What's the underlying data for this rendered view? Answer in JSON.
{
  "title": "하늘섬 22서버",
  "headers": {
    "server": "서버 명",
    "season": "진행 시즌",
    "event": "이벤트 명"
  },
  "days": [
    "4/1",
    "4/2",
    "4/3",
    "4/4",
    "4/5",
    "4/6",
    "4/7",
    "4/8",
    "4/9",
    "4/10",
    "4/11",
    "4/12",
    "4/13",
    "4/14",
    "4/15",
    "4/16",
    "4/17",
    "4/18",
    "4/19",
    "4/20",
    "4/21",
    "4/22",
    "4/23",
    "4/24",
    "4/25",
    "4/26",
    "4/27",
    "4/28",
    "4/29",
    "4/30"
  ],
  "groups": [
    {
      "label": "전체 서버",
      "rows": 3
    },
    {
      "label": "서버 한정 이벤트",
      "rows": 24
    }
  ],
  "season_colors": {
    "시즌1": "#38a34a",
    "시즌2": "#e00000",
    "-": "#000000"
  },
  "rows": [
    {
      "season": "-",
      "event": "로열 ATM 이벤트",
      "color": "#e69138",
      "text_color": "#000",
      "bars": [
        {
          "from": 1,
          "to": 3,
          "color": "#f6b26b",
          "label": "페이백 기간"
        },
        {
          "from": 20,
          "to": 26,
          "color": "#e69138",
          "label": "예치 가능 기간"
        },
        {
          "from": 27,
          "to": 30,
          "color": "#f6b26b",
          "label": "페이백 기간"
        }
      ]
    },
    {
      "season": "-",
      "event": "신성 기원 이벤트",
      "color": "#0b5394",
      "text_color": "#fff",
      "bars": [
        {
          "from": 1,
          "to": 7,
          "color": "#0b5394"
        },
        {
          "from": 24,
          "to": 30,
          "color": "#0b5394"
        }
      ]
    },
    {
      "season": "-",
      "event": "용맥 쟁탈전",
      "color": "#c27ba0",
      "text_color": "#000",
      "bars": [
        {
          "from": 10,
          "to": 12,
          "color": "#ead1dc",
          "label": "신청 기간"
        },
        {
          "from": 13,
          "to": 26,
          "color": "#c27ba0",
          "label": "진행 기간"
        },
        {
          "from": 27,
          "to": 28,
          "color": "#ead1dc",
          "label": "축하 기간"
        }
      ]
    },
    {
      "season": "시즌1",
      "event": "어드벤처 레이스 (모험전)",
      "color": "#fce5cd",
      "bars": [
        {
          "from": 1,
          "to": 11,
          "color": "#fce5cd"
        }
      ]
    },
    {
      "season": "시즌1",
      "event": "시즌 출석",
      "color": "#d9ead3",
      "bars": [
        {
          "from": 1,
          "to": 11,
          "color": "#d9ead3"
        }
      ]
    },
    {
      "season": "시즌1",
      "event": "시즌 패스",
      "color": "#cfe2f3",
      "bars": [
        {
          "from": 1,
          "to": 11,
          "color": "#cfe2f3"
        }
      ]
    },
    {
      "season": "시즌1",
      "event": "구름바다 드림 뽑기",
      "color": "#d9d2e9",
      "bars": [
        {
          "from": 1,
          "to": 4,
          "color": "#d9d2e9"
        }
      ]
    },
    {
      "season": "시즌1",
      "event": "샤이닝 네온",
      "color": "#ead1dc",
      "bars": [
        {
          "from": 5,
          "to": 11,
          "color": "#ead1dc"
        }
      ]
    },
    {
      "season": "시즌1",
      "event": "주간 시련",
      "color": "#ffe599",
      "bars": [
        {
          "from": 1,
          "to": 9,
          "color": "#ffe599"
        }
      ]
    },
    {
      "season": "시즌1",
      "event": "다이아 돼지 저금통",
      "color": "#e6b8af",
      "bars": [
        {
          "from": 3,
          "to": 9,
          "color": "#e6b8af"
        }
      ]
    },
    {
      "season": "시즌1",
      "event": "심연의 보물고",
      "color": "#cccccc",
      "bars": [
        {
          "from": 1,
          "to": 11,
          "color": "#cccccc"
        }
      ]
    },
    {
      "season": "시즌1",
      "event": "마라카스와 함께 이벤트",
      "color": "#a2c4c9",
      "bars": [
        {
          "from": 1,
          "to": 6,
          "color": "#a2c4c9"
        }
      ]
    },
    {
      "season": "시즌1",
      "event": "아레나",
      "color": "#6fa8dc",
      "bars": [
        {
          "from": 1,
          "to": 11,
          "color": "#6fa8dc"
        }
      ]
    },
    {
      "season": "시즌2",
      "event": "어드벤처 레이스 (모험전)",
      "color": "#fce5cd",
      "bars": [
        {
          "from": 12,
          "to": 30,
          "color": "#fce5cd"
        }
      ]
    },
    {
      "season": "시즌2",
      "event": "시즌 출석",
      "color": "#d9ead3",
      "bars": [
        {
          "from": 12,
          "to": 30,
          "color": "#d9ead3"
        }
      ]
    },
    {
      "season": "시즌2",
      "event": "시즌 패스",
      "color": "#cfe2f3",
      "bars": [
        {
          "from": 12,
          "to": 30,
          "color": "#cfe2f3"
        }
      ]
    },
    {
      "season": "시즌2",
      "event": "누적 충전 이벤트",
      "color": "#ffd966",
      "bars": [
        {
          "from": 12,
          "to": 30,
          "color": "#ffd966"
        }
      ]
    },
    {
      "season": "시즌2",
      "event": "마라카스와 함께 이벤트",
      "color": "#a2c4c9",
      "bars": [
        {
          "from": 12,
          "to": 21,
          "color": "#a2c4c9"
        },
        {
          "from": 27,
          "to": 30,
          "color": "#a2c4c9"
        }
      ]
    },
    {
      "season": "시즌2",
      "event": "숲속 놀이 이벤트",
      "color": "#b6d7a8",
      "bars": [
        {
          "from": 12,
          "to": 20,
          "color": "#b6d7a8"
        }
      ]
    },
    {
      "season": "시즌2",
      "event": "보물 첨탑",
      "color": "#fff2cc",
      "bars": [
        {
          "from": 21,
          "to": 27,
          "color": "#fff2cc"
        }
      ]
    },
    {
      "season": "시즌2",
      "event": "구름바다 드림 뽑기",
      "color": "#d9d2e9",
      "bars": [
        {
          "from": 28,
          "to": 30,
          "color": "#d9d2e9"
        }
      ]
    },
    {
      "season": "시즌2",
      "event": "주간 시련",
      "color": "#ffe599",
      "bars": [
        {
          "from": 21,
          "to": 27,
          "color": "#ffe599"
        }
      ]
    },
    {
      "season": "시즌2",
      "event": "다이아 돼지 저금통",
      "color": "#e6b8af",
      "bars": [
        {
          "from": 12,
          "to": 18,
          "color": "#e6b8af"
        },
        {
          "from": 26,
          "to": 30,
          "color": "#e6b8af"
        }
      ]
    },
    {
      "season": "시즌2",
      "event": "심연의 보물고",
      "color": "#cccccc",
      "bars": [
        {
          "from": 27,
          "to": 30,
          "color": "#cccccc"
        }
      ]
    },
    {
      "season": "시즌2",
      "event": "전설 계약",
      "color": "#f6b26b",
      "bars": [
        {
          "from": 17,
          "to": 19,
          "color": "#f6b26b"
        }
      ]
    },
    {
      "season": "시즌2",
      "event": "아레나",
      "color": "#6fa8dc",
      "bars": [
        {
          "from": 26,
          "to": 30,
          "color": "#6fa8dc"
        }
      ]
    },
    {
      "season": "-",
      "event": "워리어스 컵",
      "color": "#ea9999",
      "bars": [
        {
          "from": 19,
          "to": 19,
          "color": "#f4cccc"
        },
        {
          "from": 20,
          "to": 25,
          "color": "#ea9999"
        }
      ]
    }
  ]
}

Exercise — Transcribe the whole listing with nothing added or left out.

Solution for this problem —
What's the underlying data for this rendered view? Answer in JSON.
{
  "title": "하늘섬 22서버",
  "headers": {
    "server": "서버 명",
    "season": "진행 시즌",
    "event": "이벤트 명"
  },
  "days": [
    "4/1",
    "4/2",
    "4/3",
    "4/4",
    "4/5",
    "4/6",
    "4/7",
    "4/8",
    "4/9",
    "4/10",
    "4/11",
    "4/12",
    "4/13",
    "4/14",
    "4/15",
    "4/16",
    "4/17",
    "4/18",
    "4/19",
    "4/20",
    "4/21",
    "4/22",
    "4/23",
    "4/24",
    "4/25",
    "4/26",
    "4/27",
    "4/28",
    "4/29",
    "4/30"
  ],
  "groups": [
    {
      "label": "전체 서버",
      "rows": 3
    },
    {
      "label": "서버 한정 이벤트",
      "rows": 24
    }
  ],
  "season_colors": {
    "시즌1": "#38a34a",
    "시즌2": "#e00000",
    "-": "#000000"
  },
  "rows": [
    {
      "season": "-",
      "event": "로열 ATM 이벤트",
      "color": "#e69138",
      "text_color": "#000",
      "bars": [
        {
          "from": 1,
          "to": 3,
          "color": "#f6b26b",
          "label": "페이백 기간"
        },
        {
          "from": 20,
          "to": 26,
          "color": "#e69138",
          "label": "예치 가능 기간"
        },
        {
          "from": 27,
          "to": 30,
          "color": "#f6b26b",
          "label": "페이백 기간"
        }
      ]
    },
    {
      "season": "-",
      "event": "신성 기원 이벤트",
      "color": "#0b5394",
      "text_color": "#fff",
      "bars": [
        {
          "from": 1,
          "to": 7,
          "color": "#0b5394"
        },
        {
          "from": 24,
          "to": 30,
          "color": "#0b5394"
        }
      ]
    },
    {
      "season": "-",
      "event": "용맥 쟁탈전",
      "color": "#c27ba0",
      "text_color": "#000",
      "bars": [
        {
          "from": 10,
          "to": 12,
          "color": "#ead1dc",
          "label": "신청 기간"
        },
        {
          "from": 13,
          "to": 26,
          "color": "#c27ba0",
          "label": "진행 기간"
        },
        {
          "from": 27,
          "to": 28,
          "color": "#ead1dc",
          "label": "축하 기간"
        }
      ]
    },
    {
      "season": "시즌1",
      "event": "어드벤처 레이스 (모험전)",
      "color": "#fce5cd",
      "bars": [
        {
          "from": 1,
          "to": 11,
          "color": "#fce5cd"
        }
      ]
    },
    {
      "season": "시즌1",
      "event": "시즌 출석",
      "color": "#d9ead3",
      "bars": [
        {
          "from": 1,
          "to": 11,
          "color": "#d9ead3"
        }
      ]
    },
    {
      "season": "시즌1",
      "event": "시즌 패스",
      "color": "#cfe2f3",
      "bars": [
        {
          "from": 1,
          "to": 11,
          "color": "#cfe2f3"
        }
      ]
    },
    {
      "season": "시즌1",
      "event": "구름바다 드림 뽑기",
      "color": "#d9d2e9",
      "bars": [
        {
          "from": 1,
          "to": 4,
          "color": "#d9d2e9"
        }
      ]
    },
    {
      "season": "시즌1",
      "event": "샤이닝 네온",
      "color": "#ead1dc",
      "bars": [
        {
          "from": 5,
          "to": 11,
          "color": "#ead1dc"
        }
      ]
    },
    {
      "season": "시즌1",
      "event": "주간 시련",
      "color": "#ffe599",
      "bars": [
        {
          "from": 1,
          "to": 9,
          "color": "#ffe599"
        }
      ]
    },
    {
      "season": "시즌1",
      "event": "다이아 돼지 저금통",
      "color": "#e6b8af",
      "bars": [
        {
          "from": 3,
          "to": 9,
          "color": "#e6b8af"
        }
      ]
    },
    {
      "season": "시즌1",
      "event": "심연의 보물고",
      "color": "#cccccc",
      "bars": [
        {
          "from": 1,
          "to": 11,
          "color": "#cccccc"
        }
      ]
    },
    {
      "season": "시즌1",
      "event": "마라카스와 함께 이벤트",
      "color": "#a2c4c9",
      "bars": [
        {
          "from": 1,
          "to": 6,
          "color": "#a2c4c9"
        }
      ]
    },
    {
      "season": "시즌1",
      "event": "아레나",
      "color": "#6fa8dc",
      "bars": [
        {
          "from": 1,
          "to": 11,
          "color": "#6fa8dc"
        }
      ]
    },
    {
      "season": "시즌2",
      "event": "어드벤처 레이스 (모험전)",
      "color": "#fce5cd",
      "bars": [
        {
          "from": 12,
          "to": 30,
          "color": "#fce5cd"
        }
      ]
    },
    {
      "season": "시즌2",
      "event": "시즌 출석",
      "color": "#d9ead3",
      "bars": [
        {
          "from": 12,
          "to": 30,
          "color": "#d9ead3"
        }
      ]
    },
    {
      "season": "시즌2",
      "event": "시즌 패스",
      "color": "#cfe2f3",
      "bars": [
        {
          "from": 12,
          "to": 30,
          "color": "#cfe2f3"
        }
      ]
    },
    {
      "season": "시즌2",
      "event": "누적 충전 이벤트",
      "color": "#ffd966",
      "bars": [
        {
          "from": 12,
          "to": 30,
          "color": "#ffd966"
        }
      ]
    },
    {
      "season": "시즌2",
      "event": "마라카스와 함께 이벤트",
      "color": "#a2c4c9",
      "bars": [
        {
          "from": 12,
          "to": 21,
          "color": "#a2c4c9"
        },
        {
          "from": 27,
          "to": 30,
          "color": "#a2c4c9"
        }
      ]
    },
    {
      "season": "시즌2",
      "event": "숲속 놀이 이벤트",
      "color": "#b6d7a8",
      "bars": [
        {
          "from": 12,
          "to": 20,
          "color": "#b6d7a8"
        }
      ]
    },
    {
      "season": "시즌2",
      "event": "보물 첨탑",
      "color": "#fff2cc",
      "bars": [
        {
          "from": 21,
          "to": 27,
          "color": "#fff2cc"
        }
      ]
    },
    {
      "season": "시즌2",
      "event": "구름바다 드림 뽑기",
      "color": "#d9d2e9",
      "bars": [
        {
          "from": 28,
          "to": 30,
          "color": "#d9d2e9"
        }
      ]
    },
    {
      "season": "시즌2",
      "event": "주간 시련",
      "color": "#ffe599",
      "bars": [
        {
          "from": 21,
          "to": 27,
          "color": "#ffe599"
        }
      ]
    },
    {
      "season": "시즌2",
      "event": "다이아 돼지 저금통",
      "color": "#e6b8af",
      "bars": [
        {
          "from": 12,
          "to": 18,
          "color": "#e6b8af"
        },
        {
          "from": 26,
          "to": 30,
          "color": "#e6b8af"
        }
      ]
    },
    {
      "season": "시즌2",
      "event": "심연의 보물고",
      "color": "#cccccc",
      "bars": [
        {
          "from": 27,
          "to": 30,
          "color": "#cccccc"
        }
      ]
    },
    {
      "season": "시즌2",
      "event": "전설 계약",
      "color": "#f6b26b",
      "bars": [
        {
          "from": 17,
          "to": 19,
          "color": "#f6b26b"
        }
      ]
    },
    {
      "season": "시즌2",
      "event": "아레나",
      "color": "#6fa8dc",
      "bars": [
        {
          "from": 26,
          "to": 30,
          "color": "#6fa8dc"
        }
      ]
    },
    {
      "season": "-",
      "event": "워리어스 컵",
      "color": "#ea9999",
      "bars": [
        {
          "from": 19,
          "to": 19,
          "color": "#f4cccc"
        },
        {
          "from": 20,
          "to": 25,
          "color": "#ea9999"
        }
      ]
    }
  ]
}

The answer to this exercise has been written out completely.